Instructions for the task
Every record that follows must be duplicated exactly, with images left out.
# START OF Data to use
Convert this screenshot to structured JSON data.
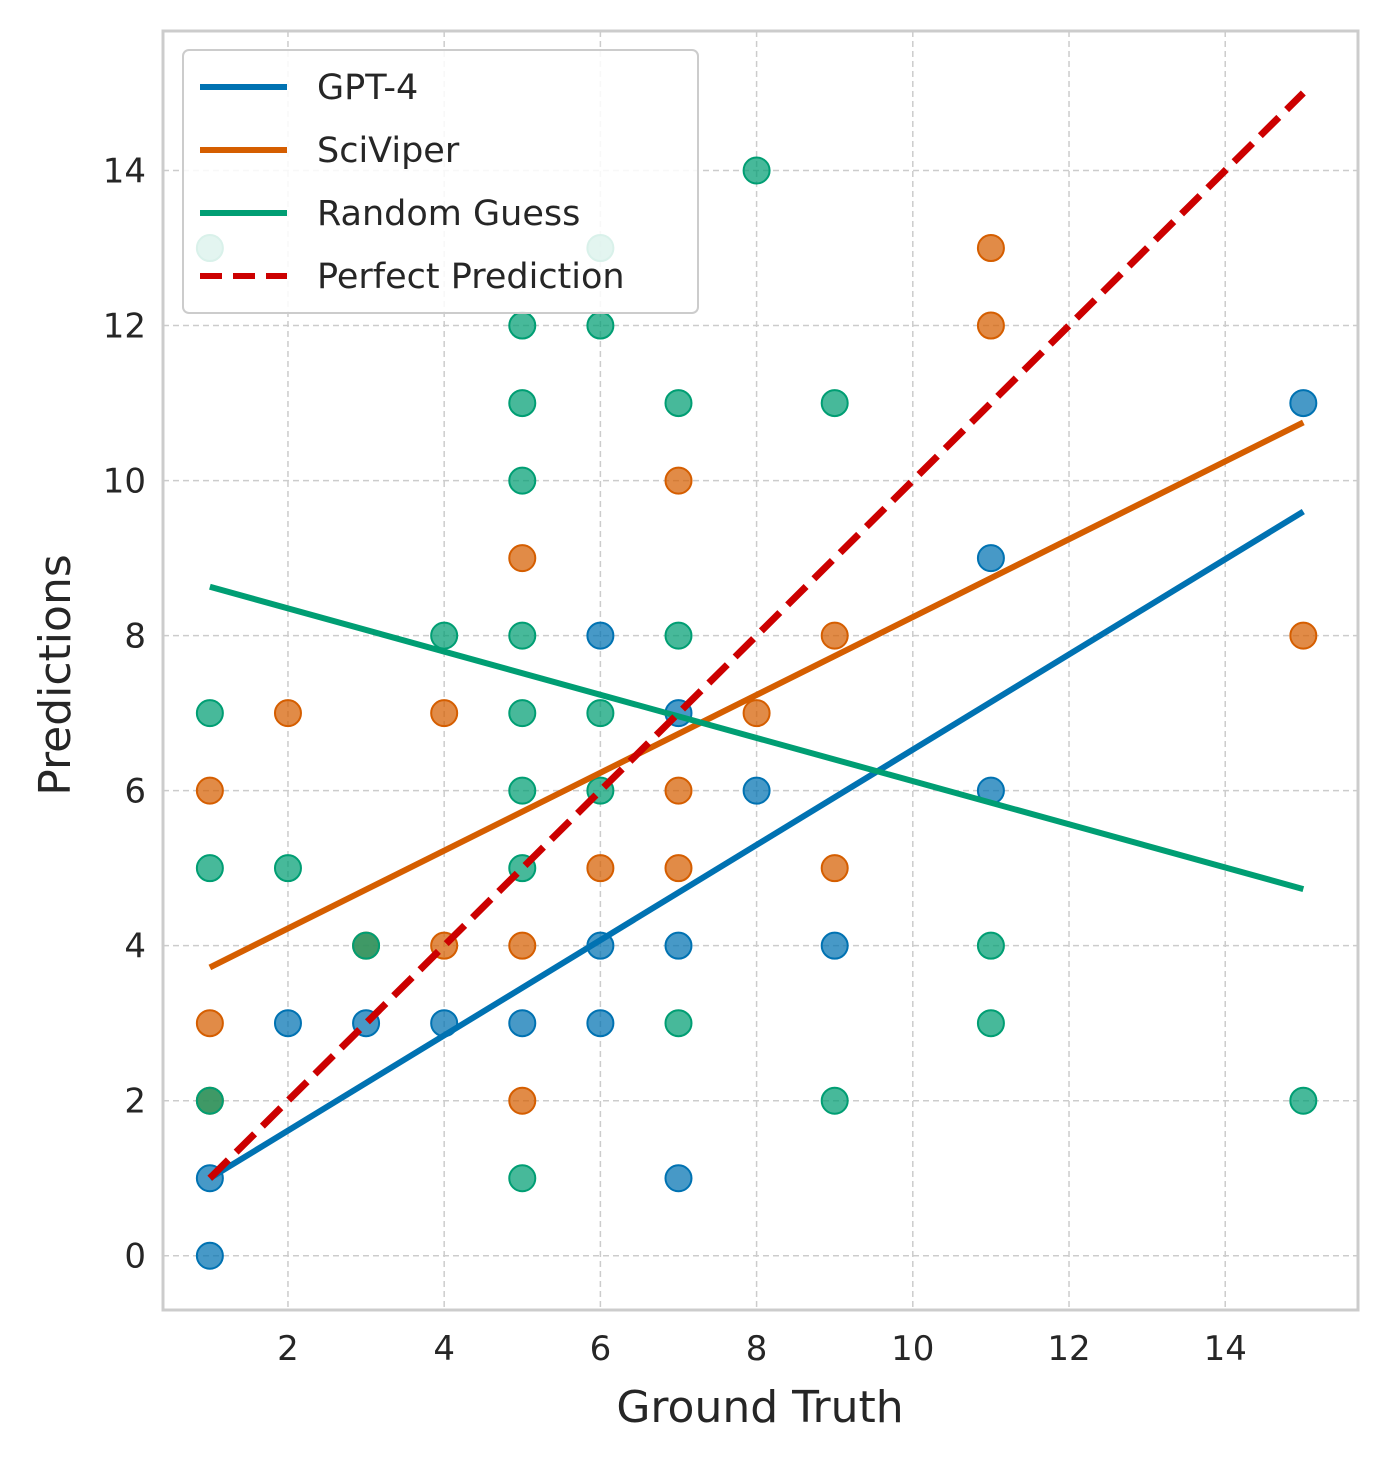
{
  "chart_data": {
    "type": "scatter",
    "title": "",
    "xlabel": "Ground Truth",
    "ylabel": "Predictions",
    "xlim": [
      0.4,
      15.7
    ],
    "ylim": [
      -0.7,
      15.8
    ],
    "xticks": [
      2,
      4,
      6,
      8,
      10,
      12,
      14
    ],
    "yticks": [
      0,
      2,
      4,
      6,
      8,
      10,
      12,
      14
    ],
    "grid": true,
    "legend_position": "top-left",
    "series": [
      {
        "name": "GPT-4",
        "color": "#0072B2",
        "points": [
          [
            1,
            0
          ],
          [
            1,
            1
          ],
          [
            2,
            3
          ],
          [
            3,
            3
          ],
          [
            4,
            3
          ],
          [
            5,
            3
          ],
          [
            6,
            3
          ],
          [
            6,
            4
          ],
          [
            7,
            4
          ],
          [
            7,
            1
          ],
          [
            7,
            7
          ],
          [
            6,
            8
          ],
          [
            8,
            6
          ],
          [
            9,
            4
          ],
          [
            11,
            9
          ],
          [
            11,
            6
          ],
          [
            15,
            11
          ]
        ],
        "fit": [
          [
            1,
            1.0
          ],
          [
            15,
            9.6
          ]
        ]
      },
      {
        "name": "SciViper",
        "color": "#D55E00",
        "points": [
          [
            1,
            2
          ],
          [
            1,
            3
          ],
          [
            1,
            6
          ],
          [
            2,
            7
          ],
          [
            3,
            4
          ],
          [
            4,
            4
          ],
          [
            4,
            7
          ],
          [
            5,
            2
          ],
          [
            5,
            4
          ],
          [
            5,
            9
          ],
          [
            6,
            5
          ],
          [
            7,
            5
          ],
          [
            7,
            6
          ],
          [
            7,
            10
          ],
          [
            8,
            7
          ],
          [
            9,
            5
          ],
          [
            9,
            8
          ],
          [
            11,
            12
          ],
          [
            11,
            13
          ],
          [
            15,
            8
          ]
        ],
        "fit": [
          [
            1,
            3.72
          ],
          [
            15,
            10.75
          ]
        ]
      },
      {
        "name": "Random Guess",
        "color": "#009E73",
        "points": [
          [
            1,
            13
          ],
          [
            1,
            7
          ],
          [
            1,
            5
          ],
          [
            1,
            2
          ],
          [
            2,
            5
          ],
          [
            3,
            4
          ],
          [
            4,
            8
          ],
          [
            5,
            12
          ],
          [
            5,
            11
          ],
          [
            5,
            10
          ],
          [
            5,
            8
          ],
          [
            5,
            7
          ],
          [
            5,
            6
          ],
          [
            5,
            5
          ],
          [
            5,
            1
          ],
          [
            6,
            13
          ],
          [
            6,
            12
          ],
          [
            6,
            7
          ],
          [
            6,
            6
          ],
          [
            7,
            11
          ],
          [
            7,
            8
          ],
          [
            7,
            3
          ],
          [
            8,
            14
          ],
          [
            9,
            11
          ],
          [
            9,
            2
          ],
          [
            11,
            4
          ],
          [
            11,
            3
          ],
          [
            15,
            2
          ]
        ],
        "fit": [
          [
            1,
            8.63
          ],
          [
            15,
            4.73
          ]
        ]
      },
      {
        "name": "Perfect Prediction",
        "color": "#CC0000",
        "dashed": true,
        "fit": [
          [
            1,
            1
          ],
          [
            15,
            15
          ]
        ]
      }
    ]
  }
}
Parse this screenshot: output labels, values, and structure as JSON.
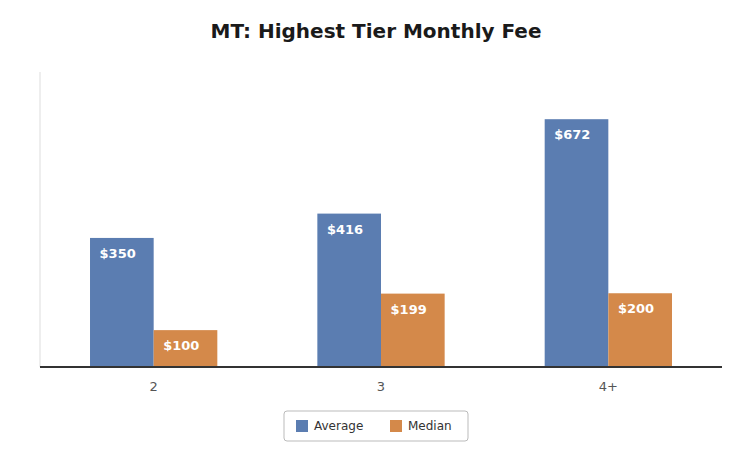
{
  "chart_data": {
    "type": "bar",
    "title": "MT: Highest Tier Monthly Fee",
    "categories": [
      "2",
      "3",
      "4+"
    ],
    "series": [
      {
        "name": "Average",
        "color": "#5B7DB1",
        "values": [
          350,
          416,
          672
        ],
        "value_labels": [
          "$350",
          "$416",
          "$672"
        ]
      },
      {
        "name": "Median",
        "color": "#D4894A",
        "values": [
          100,
          199,
          200
        ],
        "value_labels": [
          "$100",
          "$199",
          "$200"
        ]
      }
    ],
    "ylim": [
      0,
      800
    ],
    "grid": false,
    "legend": "bottom",
    "data_labels": true,
    "tick_labels": "x"
  }
}
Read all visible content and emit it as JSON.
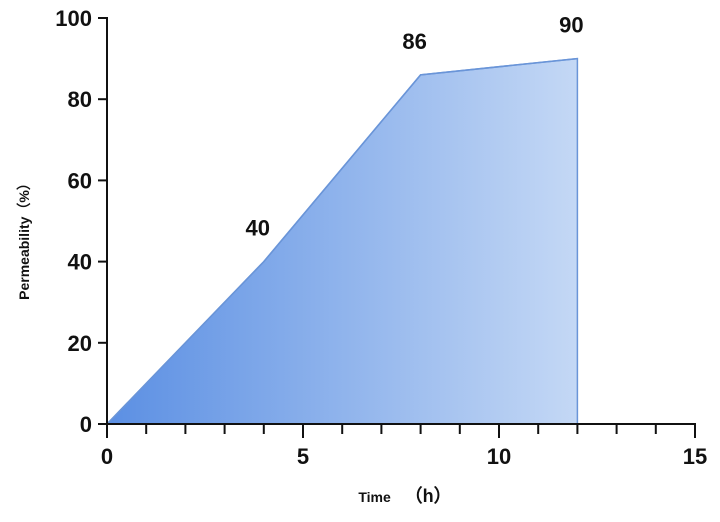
{
  "chart_data": {
    "type": "area",
    "x": [
      0,
      4,
      8,
      12
    ],
    "y": [
      0,
      40,
      86,
      90
    ],
    "data_labels": [
      {
        "x": 4,
        "y": 40,
        "text": "40"
      },
      {
        "x": 8,
        "y": 86,
        "text": "86"
      },
      {
        "x": 12,
        "y": 90,
        "text": "90"
      }
    ],
    "xlabel": "Time （h）",
    "xlabel_main": "Time",
    "xlabel_unit": "（h）",
    "ylabel": "Permeability（%）",
    "xlim": [
      0,
      15
    ],
    "ylim": [
      0,
      100
    ],
    "x_major_ticks": [
      0,
      5,
      10,
      15
    ],
    "x_major_tick_labels": [
      "0",
      "5",
      "10",
      "15"
    ],
    "x_minor_tick_step": 1,
    "y_major_ticks": [
      0,
      20,
      40,
      60,
      80,
      100
    ],
    "y_major_tick_labels": [
      "0",
      "20",
      "40",
      "60",
      "80",
      "100"
    ],
    "grid": false,
    "colors": {
      "fill_start": "#5b8fe3",
      "fill_end": "#c4d8f5",
      "stroke": "#6a95d8",
      "axis": "#111111"
    }
  }
}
# END OF Data to use
Task answer
Convert this screenshot to structured JSON data.
{
  "chart_data": {
    "type": "scatter",
    "title": "",
    "xlabel": "Ground Truth",
    "ylabel": "Predictions",
    "xlim": [
      0.4,
      15.7
    ],
    "ylim": [
      -0.7,
      15.8
    ],
    "xticks": [
      2,
      4,
      6,
      8,
      10,
      12,
      14
    ],
    "yticks": [
      0,
      2,
      4,
      6,
      8,
      10,
      12,
      14
    ],
    "grid": true,
    "legend_position": "top-left",
    "series": [
      {
        "name": "GPT-4",
        "color": "#0072B2",
        "points": [
          [
            1,
            0
          ],
          [
            1,
            1
          ],
          [
            2,
            3
          ],
          [
            3,
            3
          ],
          [
            4,
            3
          ],
          [
            5,
            3
          ],
          [
            6,
            3
          ],
          [
            6,
            4
          ],
          [
            7,
            4
          ],
          [
            7,
            1
          ],
          [
            7,
            7
          ],
          [
            6,
            8
          ],
          [
            8,
            6
          ],
          [
            9,
            4
          ],
          [
            11,
            9
          ],
          [
            11,
            6
          ],
          [
            15,
            11
          ]
        ],
        "fit": [
          [
            1,
            1.0
          ],
          [
            15,
            9.6
          ]
        ]
      },
      {
        "name": "SciViper",
        "color": "#D55E00",
        "points": [
          [
            1,
            2
          ],
          [
            1,
            3
          ],
          [
            1,
            6
          ],
          [
            2,
            7
          ],
          [
            3,
            4
          ],
          [
            4,
            4
          ],
          [
            4,
            7
          ],
          [
            5,
            2
          ],
          [
            5,
            4
          ],
          [
            5,
            9
          ],
          [
            6,
            5
          ],
          [
            7,
            5
          ],
          [
            7,
            6
          ],
          [
            7,
            10
          ],
          [
            8,
            7
          ],
          [
            9,
            5
          ],
          [
            9,
            8
          ],
          [
            11,
            12
          ],
          [
            11,
            13
          ],
          [
            15,
            8
          ]
        ],
        "fit": [
          [
            1,
            3.72
          ],
          [
            15,
            10.75
          ]
        ]
      },
      {
        "name": "Random Guess",
        "color": "#009E73",
        "points": [
          [
            1,
            13
          ],
          [
            1,
            7
          ],
          [
            1,
            5
          ],
          [
            1,
            2
          ],
          [
            2,
            5
          ],
          [
            3,
            4
          ],
          [
            4,
            8
          ],
          [
            5,
            12
          ],
          [
            5,
            11
          ],
          [
            5,
            10
          ],
          [
            5,
            8
          ],
          [
            5,
            7
          ],
          [
            5,
            6
          ],
          [
            5,
            5
          ],
          [
            5,
            1
          ],
          [
            6,
            13
          ],
          [
            6,
            12
          ],
          [
            6,
            7
          ],
          [
            6,
            6
          ],
          [
            7,
            11
          ],
          [
            7,
            8
          ],
          [
            7,
            3
          ],
          [
            8,
            14
          ],
          [
            9,
            11
          ],
          [
            9,
            2
          ],
          [
            11,
            4
          ],
          [
            11,
            3
          ],
          [
            15,
            2
          ]
        ],
        "fit": [
          [
            1,
            8.63
          ],
          [
            15,
            4.73
          ]
        ]
      },
      {
        "name": "Perfect Prediction",
        "color": "#CC0000",
        "dashed": true,
        "fit": [
          [
            1,
            1
          ],
          [
            15,
            15
          ]
        ]
      }
    ]
  }
}
Parse this screenshot: output labels, values, and structure as JSON.
{
  "chart_data": {
    "type": "bar",
    "title": "MT: Highest Tier Monthly Fee",
    "categories": [
      "2",
      "3",
      "4+"
    ],
    "series": [
      {
        "name": "Average",
        "color": "#5B7DB1",
        "values": [
          350,
          416,
          672
        ],
        "value_labels": [
          "$350",
          "$416",
          "$672"
        ]
      },
      {
        "name": "Median",
        "color": "#D4894A",
        "values": [
          100,
          199,
          200
        ],
        "value_labels": [
          "$100",
          "$199",
          "$200"
        ]
      }
    ],
    "ylim": [
      0,
      800
    ],
    "grid": false,
    "legend": "bottom",
    "data_labels": true,
    "tick_labels": "x"
  }
}
Read all visible content and emit it as JSON.
{
  "chart_data": {
    "type": "area",
    "x": [
      0,
      4,
      8,
      12
    ],
    "y": [
      0,
      40,
      86,
      90
    ],
    "data_labels": [
      {
        "x": 4,
        "y": 40,
        "text": "40"
      },
      {
        "x": 8,
        "y": 86,
        "text": "86"
      },
      {
        "x": 12,
        "y": 90,
        "text": "90"
      }
    ],
    "xlabel": "Time （h）",
    "xlabel_main": "Time",
    "xlabel_unit": "（h）",
    "ylabel": "Permeability（%）",
    "xlim": [
      0,
      15
    ],
    "ylim": [
      0,
      100
    ],
    "x_major_ticks": [
      0,
      5,
      10,
      15
    ],
    "x_major_tick_labels": [
      "0",
      "5",
      "10",
      "15"
    ],
    "x_minor_tick_step": 1,
    "y_major_ticks": [
      0,
      20,
      40,
      60,
      80,
      100
    ],
    "y_major_tick_labels": [
      "0",
      "20",
      "40",
      "60",
      "80",
      "100"
    ],
    "grid": false,
    "colors": {
      "fill_start": "#5b8fe3",
      "fill_end": "#c4d8f5",
      "stroke": "#6a95d8",
      "axis": "#111111"
    }
  }
}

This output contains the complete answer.